[Exercise requirements] What you return should match every record exactly, with the images removed.

[Data shown]
● ● ●

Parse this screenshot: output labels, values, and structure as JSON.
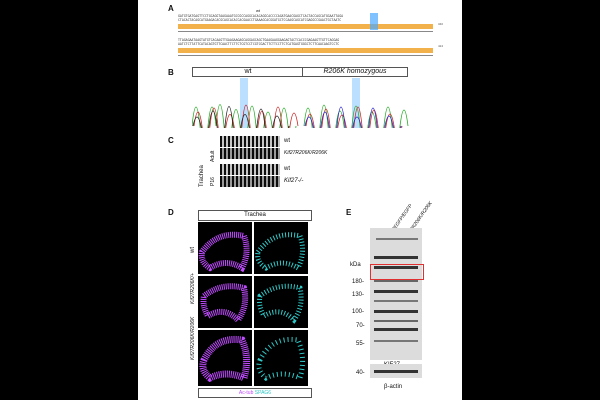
{
  "panels": {
    "A": {
      "letter": "A",
      "marker": "wt",
      "seq_lines": [
        "GATGTGATGAGTTCCTGCAGGTAAGAAATGCCGCCAGGCACACAGGCACCCCAGATGAACGAGCTCACTACCAGCATGGAATTAGA",
        "CTACACTACAGCATGAAGACACGCAGCACACCACGAACCTGAAAGCACGGATGCTCCAAGCAGCATCGAGGCCGAACTGCTAATC",
        "TTAGAGAATAAGTATGTCACAAGTTGAAGAAGAGCAGGAGCAGCTGAAGAAGGAAGAGTACTCACCCGAGAAGTTGTTCAGGAG",
        "AATCTCTTATTCATACAGTGTTCAACTTCTTCTCGTCCTCGTCGACTTCTTCCTTCTCATGAGTGGGCTCTTCAACAAGTCCTC"
      ],
      "side_labels": [
        "340",
        "424"
      ]
    },
    "B": {
      "letter": "B",
      "left_label": "wt",
      "right_label": "R206K homozygous"
    },
    "C": {
      "letter": "C",
      "tissue": "Trachea",
      "ages": [
        "Adult",
        "P16"
      ],
      "rows": [
        {
          "label": "wt",
          "italic": false
        },
        {
          "label": "Kif27R206K/R206K",
          "italic": true
        },
        {
          "label": "wt",
          "italic": false
        },
        {
          "label": "Kif27-/-",
          "italic": true
        }
      ]
    },
    "D": {
      "letter": "D",
      "title": "Trachea",
      "rows": [
        "wt",
        "Kif27R206K/+",
        "Kif27R206K/R206K"
      ],
      "legend_left": "Ac-tub",
      "legend_right": "SPAG6",
      "colors": {
        "magenta": "#c04cff",
        "cyan": "#2fc8c8"
      }
    },
    "E": {
      "letter": "E",
      "lanes": [
        "Kif27EGFP/EGFP",
        "Kif27R206K/R206K"
      ],
      "kda_label": "kDa",
      "markers": [
        "180-",
        "130-",
        "100-",
        "70-",
        "55-"
      ],
      "target": "KIF27",
      "loading_marker": "40-",
      "loading": "β-actin"
    }
  }
}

● ● ●

[Full solution]
Parse this screenshot: output labels, values, and structure as JSON.
{
  "panels": {
    "A": {
      "letter": "A",
      "marker": "wt",
      "seq_lines": [
        "GATGTGATGAGTTCCTGCAGGTAAGAAATGCCGCCAGGCACACAGGCACCCCAGATGAACGAGCTCACTACCAGCATGGAATTAGA",
        "CTACACTACAGCATGAAGACACGCAGCACACCACGAACCTGAAAGCACGGATGCTCCAAGCAGCATCGAGGCCGAACTGCTAATC",
        "TTAGAGAATAAGTATGTCACAAGTTGAAGAAGAGCAGGAGCAGCTGAAGAAGGAAGAGTACTCACCCGAGAAGTTGTTCAGGAG",
        "AATCTCTTATTCATACAGTGTTCAACTTCTTCTCGTCCTCGTCGACTTCTTCCTTCTCATGAGTGGGCTCTTCAACAAGTCCTC"
      ],
      "side_labels": [
        "340",
        "424"
      ]
    },
    "B": {
      "letter": "B",
      "left_label": "wt",
      "right_label": "R206K homozygous"
    },
    "C": {
      "letter": "C",
      "tissue": "Trachea",
      "ages": [
        "Adult",
        "P16"
      ],
      "rows": [
        {
          "label": "wt",
          "italic": false
        },
        {
          "label": "Kif27R206K/R206K",
          "italic": true
        },
        {
          "label": "wt",
          "italic": false
        },
        {
          "label": "Kif27-/-",
          "italic": true
        }
      ]
    },
    "D": {
      "letter": "D",
      "title": "Trachea",
      "rows": [
        "wt",
        "Kif27R206K/+",
        "Kif27R206K/R206K"
      ],
      "legend_left": "Ac-tub",
      "legend_right": "SPAG6",
      "colors": {
        "magenta": "#c04cff",
        "cyan": "#2fc8c8"
      }
    },
    "E": {
      "letter": "E",
      "lanes": [
        "Kif27EGFP/EGFP",
        "Kif27R206K/R206K"
      ],
      "kda_label": "kDa",
      "markers": [
        "180-",
        "130-",
        "100-",
        "70-",
        "55-"
      ],
      "target": "KIF27",
      "loading_marker": "40-",
      "loading": "β-actin"
    }
  }
}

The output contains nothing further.